-- BEGIN --

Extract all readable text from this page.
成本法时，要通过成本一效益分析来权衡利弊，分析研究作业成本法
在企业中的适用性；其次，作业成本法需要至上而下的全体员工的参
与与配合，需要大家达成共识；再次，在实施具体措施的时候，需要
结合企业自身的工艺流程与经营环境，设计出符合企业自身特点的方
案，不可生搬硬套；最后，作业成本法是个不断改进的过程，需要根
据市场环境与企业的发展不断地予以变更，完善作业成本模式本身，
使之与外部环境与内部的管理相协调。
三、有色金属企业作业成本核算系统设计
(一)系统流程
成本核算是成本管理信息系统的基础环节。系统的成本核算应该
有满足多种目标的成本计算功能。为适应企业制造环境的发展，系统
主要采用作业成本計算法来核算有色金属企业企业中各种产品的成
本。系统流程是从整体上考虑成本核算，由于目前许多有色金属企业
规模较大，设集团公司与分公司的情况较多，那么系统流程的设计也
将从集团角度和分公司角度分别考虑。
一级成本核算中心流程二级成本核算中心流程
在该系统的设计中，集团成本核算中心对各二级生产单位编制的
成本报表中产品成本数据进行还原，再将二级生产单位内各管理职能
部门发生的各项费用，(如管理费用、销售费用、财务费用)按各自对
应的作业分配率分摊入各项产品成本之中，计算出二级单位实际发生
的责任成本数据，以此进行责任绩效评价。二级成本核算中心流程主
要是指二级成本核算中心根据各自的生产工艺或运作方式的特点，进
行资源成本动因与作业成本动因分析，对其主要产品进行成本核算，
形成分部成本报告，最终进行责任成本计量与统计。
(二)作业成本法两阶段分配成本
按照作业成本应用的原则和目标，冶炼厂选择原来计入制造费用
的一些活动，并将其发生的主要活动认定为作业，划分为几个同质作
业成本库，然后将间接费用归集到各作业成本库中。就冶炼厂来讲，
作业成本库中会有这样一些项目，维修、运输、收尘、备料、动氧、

-- END --

## Your task
Print all the data exactly.

## Right answer
Extract all readable text from this page.
成本法时，要通过成本一效益分析来权衡利弊，分析研究作业成本法
在企业中的适用性；其次，作业成本法需要至上而下的全体员工的参
与与配合，需要大家达成共识；再次，在实施具体措施的时候，需要
结合企业自身的工艺流程与经营环境，设计出符合企业自身特点的方
案，不可生搬硬套；最后，作业成本法是个不断改进的过程，需要根
据市场环境与企业的发展不断地予以变更，完善作业成本模式本身，
使之与外部环境与内部的管理相协调。
三、有色金属企业作业成本核算系统设计
(一)系统流程
成本核算是成本管理信息系统的基础环节。系统的成本核算应该
有满足多种目标的成本计算功能。为适应企业制造环境的发展，系统
主要采用作业成本計算法来核算有色金属企业企业中各种产品的成
本。系统流程是从整体上考虑成本核算，由于目前许多有色金属企业
规模较大，设集团公司与分公司的情况较多，那么系统流程的设计也
将从集团角度和分公司角度分别考虑。
一级成本核算中心流程二级成本核算中心流程
在该系统的设计中，集团成本核算中心对各二级生产单位编制的
成本报表中产品成本数据进行还原，再将二级生产单位内各管理职能
部门发生的各项费用，(如管理费用、销售费用、财务费用)按各自对
应的作业分配率分摊入各项产品成本之中，计算出二级单位实际发生
的责任成本数据，以此进行责任绩效评价。二级成本核算中心流程主
要是指二级成本核算中心根据各自的生产工艺或运作方式的特点，进
行资源成本动因与作业成本动因分析，对其主要产品进行成本核算，
形成分部成本报告，最终进行责任成本计量与统计。
(二)作业成本法两阶段分配成本
按照作业成本应用的原则和目标，冶炼厂选择原来计入制造费用
的一些活动，并将其发生的主要活动认定为作业，划分为几个同质作
业成本库，然后将间接费用归集到各作业成本库中。就冶炼厂来讲，
作业成本库中会有这样一些项目，维修、运输、收尘、备料、动氧、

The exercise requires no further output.